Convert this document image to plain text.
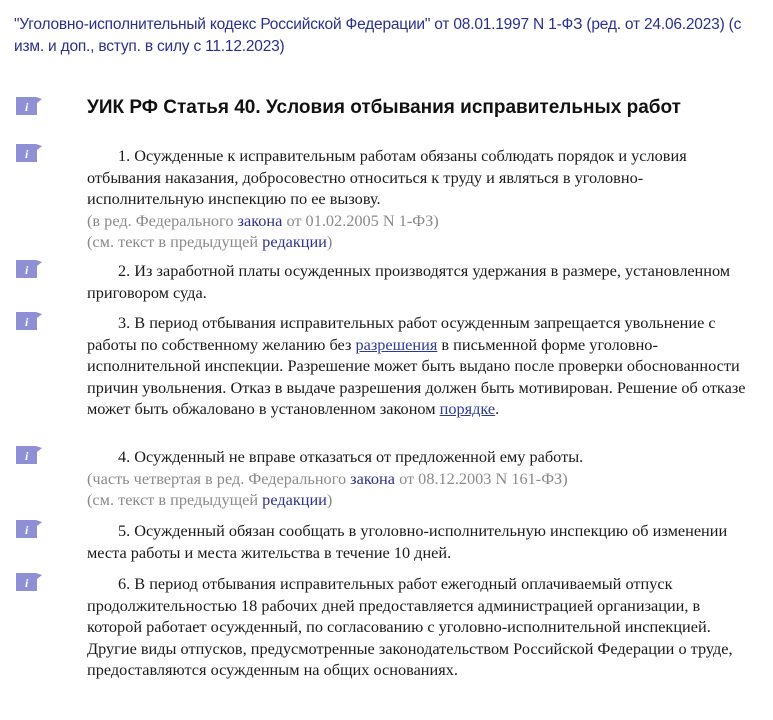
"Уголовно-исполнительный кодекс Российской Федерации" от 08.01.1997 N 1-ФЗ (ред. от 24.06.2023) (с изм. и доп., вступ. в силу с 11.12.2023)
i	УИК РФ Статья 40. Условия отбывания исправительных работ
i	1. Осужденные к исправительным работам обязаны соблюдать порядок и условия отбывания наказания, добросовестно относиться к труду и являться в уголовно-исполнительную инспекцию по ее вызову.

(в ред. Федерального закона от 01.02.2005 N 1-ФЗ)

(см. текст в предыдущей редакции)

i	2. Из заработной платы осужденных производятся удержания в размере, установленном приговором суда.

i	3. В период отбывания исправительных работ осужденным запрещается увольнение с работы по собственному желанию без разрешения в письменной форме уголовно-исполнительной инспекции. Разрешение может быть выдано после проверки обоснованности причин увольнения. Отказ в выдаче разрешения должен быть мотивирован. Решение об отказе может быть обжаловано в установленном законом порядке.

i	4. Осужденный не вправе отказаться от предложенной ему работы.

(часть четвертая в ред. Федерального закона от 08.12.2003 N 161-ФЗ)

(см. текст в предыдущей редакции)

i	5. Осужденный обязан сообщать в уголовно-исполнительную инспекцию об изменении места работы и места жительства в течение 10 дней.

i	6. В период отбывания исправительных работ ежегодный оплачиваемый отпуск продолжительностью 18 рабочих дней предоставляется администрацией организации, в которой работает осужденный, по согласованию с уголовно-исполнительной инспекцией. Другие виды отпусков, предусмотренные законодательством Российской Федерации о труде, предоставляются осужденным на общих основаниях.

= = = =

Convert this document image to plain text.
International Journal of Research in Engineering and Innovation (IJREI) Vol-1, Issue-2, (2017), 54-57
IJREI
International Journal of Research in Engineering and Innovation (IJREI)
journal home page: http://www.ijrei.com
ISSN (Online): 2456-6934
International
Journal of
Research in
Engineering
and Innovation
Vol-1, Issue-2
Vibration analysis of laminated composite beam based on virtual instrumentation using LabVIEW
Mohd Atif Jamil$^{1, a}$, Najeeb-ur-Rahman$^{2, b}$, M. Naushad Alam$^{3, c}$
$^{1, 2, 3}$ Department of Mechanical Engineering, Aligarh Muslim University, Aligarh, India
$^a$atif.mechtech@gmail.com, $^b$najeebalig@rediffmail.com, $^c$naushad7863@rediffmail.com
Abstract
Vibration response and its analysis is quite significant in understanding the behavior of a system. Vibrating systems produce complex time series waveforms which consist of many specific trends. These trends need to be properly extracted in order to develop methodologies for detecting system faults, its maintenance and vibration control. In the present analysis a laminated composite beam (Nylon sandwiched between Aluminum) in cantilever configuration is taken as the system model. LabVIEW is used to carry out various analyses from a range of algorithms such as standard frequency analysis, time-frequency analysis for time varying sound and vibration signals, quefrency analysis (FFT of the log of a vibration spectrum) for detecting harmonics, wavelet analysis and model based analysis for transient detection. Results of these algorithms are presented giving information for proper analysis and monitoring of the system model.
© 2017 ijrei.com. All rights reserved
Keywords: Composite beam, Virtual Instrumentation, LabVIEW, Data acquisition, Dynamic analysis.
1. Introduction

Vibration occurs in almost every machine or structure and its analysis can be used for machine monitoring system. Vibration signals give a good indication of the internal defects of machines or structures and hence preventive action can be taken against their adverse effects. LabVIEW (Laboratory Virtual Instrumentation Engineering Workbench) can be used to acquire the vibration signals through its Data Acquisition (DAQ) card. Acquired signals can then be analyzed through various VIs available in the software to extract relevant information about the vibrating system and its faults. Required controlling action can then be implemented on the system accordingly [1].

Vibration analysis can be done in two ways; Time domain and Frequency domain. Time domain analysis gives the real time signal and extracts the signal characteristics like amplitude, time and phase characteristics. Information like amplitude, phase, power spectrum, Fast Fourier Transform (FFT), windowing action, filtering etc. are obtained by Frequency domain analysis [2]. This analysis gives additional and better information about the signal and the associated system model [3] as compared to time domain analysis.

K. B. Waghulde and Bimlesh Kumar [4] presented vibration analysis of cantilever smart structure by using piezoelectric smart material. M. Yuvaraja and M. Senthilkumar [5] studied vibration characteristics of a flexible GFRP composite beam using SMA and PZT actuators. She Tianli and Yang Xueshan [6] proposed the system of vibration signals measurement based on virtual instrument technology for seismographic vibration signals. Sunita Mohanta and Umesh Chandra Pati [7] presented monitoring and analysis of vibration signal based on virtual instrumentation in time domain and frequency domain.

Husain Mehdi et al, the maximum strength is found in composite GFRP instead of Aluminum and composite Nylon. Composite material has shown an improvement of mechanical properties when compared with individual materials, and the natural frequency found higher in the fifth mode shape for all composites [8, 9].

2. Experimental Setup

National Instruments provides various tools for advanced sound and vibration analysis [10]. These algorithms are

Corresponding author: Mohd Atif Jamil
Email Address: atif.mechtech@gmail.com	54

= = = =

__GIVEN EXERCISE__: Of the lines in the records, how many contain the word "using"? Answer with the number and nothing else.

__OUTPUT FOR THIS TASK__: 2